Copy out the whole listing exactly as written, leaving the pictures behind.

● ● ●

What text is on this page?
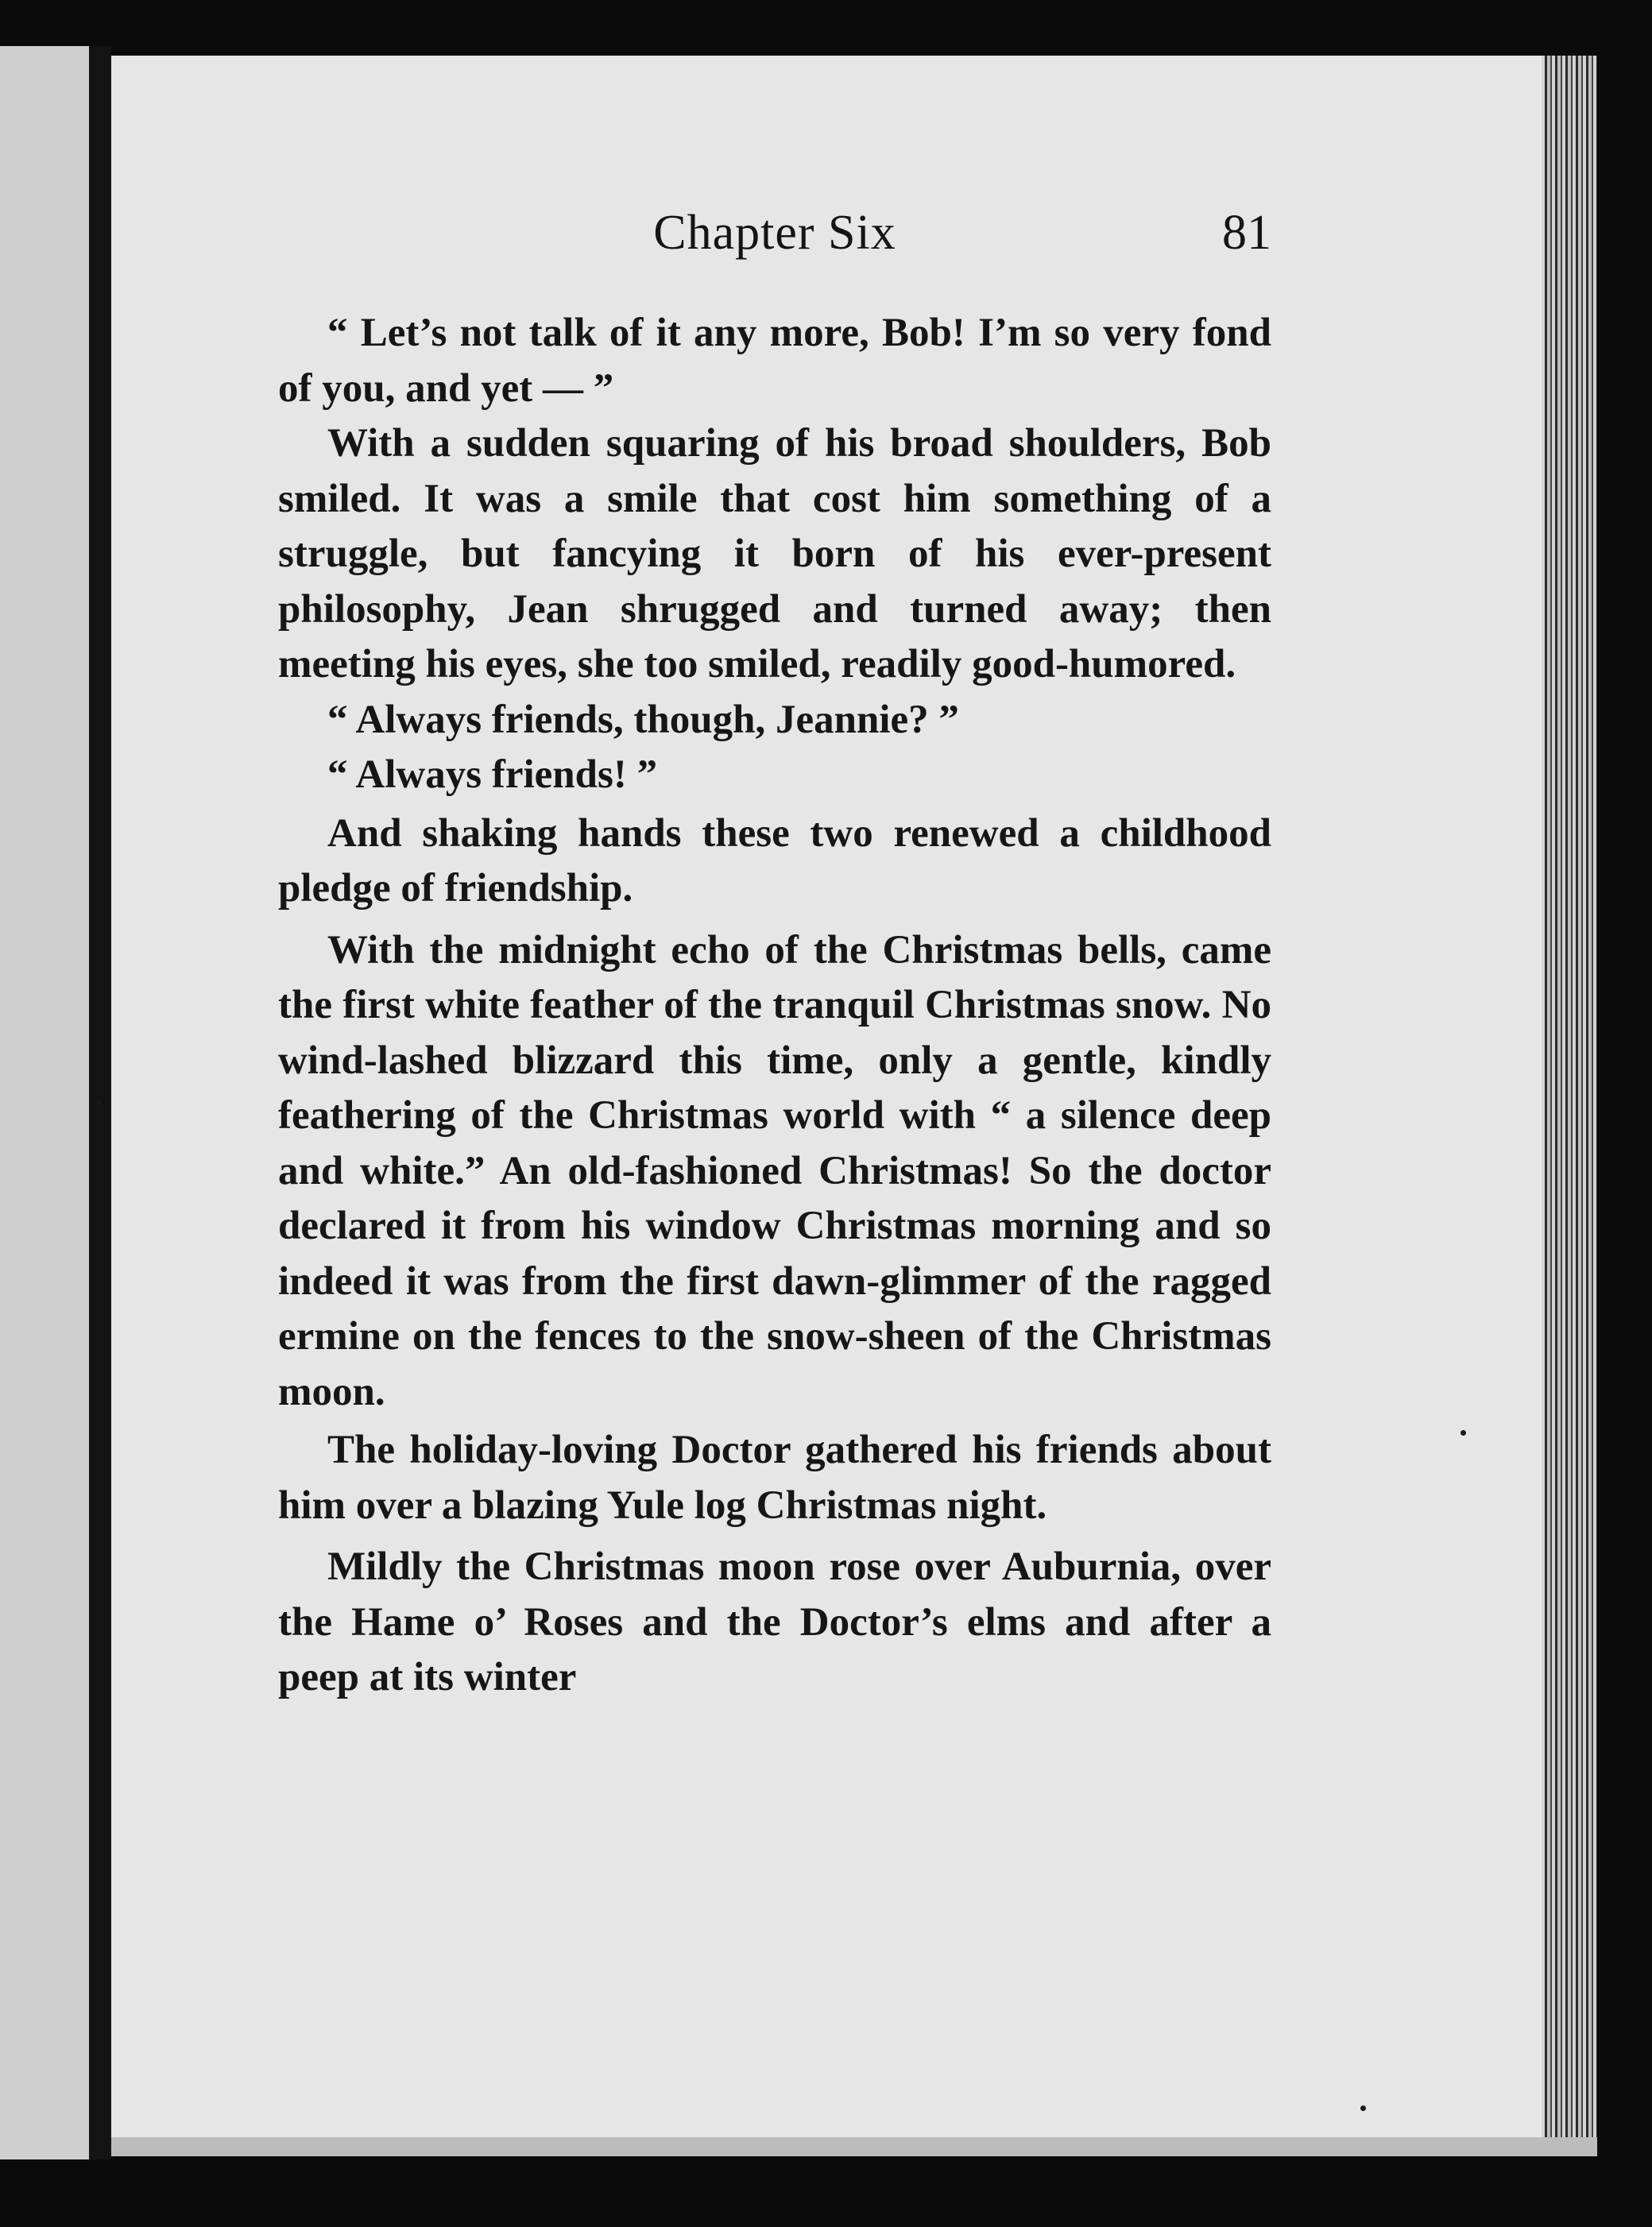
Chapter Six	81

“ Let’s not talk of it any more, Bob! I’m so very fond of you, and yet — ”

With a sudden squaring of his broad shoulders, Bob smiled. It was a smile that cost him something of a struggle, but fancying it born of his ever-present philosophy, Jean shrugged and turned away; then meeting his eyes, she too smiled, readily good-humored.

“ Always friends, though, Jeannie? ”

“ Always friends! ”

And shaking hands these two renewed a childhood pledge of friendship.

With the midnight echo of the Christmas bells, came the first white feather of the tranquil Christmas snow. No wind-lashed blizzard this time, only a gentle, kindly feathering of the Christmas world with “ a silence deep and white.” An old-fashioned Christmas! So the doctor declared it from his window Christmas morning and so indeed it was from the first dawn-glimmer of the ragged ermine on the fences to the snow-sheen of the Christmas moon.

The holiday-loving Doctor gathered his friends about him over a blazing Yule log Christmas night.

Mildly the Christmas moon rose over Auburnia, over the Hame o’ Roses and the Doctor’s elms and after a peep at its winter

● ● ●

### FINISHED ANSWER
What text is on this page?
Chapter Six	81

“ Let’s not talk of it any more, Bob! I’m so very fond of you, and yet — ”

With a sudden squaring of his broad shoulders, Bob smiled. It was a smile that cost him something of a struggle, but fancying it born of his ever-present philosophy, Jean shrugged and turned away; then meeting his eyes, she too smiled, readily good-humored.

“ Always friends, though, Jeannie? ”

“ Always friends! ”

And shaking hands these two renewed a childhood pledge of friendship.

With the midnight echo of the Christmas bells, came the first white feather of the tranquil Christmas snow. No wind-lashed blizzard this time, only a gentle, kindly feathering of the Christmas world with “ a silence deep and white.” An old-fashioned Christmas! So the doctor declared it from his window Christmas morning and so indeed it was from the first dawn-glimmer of the ragged ermine on the fences to the snow-sheen of the Christmas moon.

The holiday-loving Doctor gathered his friends about him over a blazing Yule log Christmas night.

Mildly the Christmas moon rose over Auburnia, over the Hame o’ Roses and the Doctor’s elms and after a peep at its winter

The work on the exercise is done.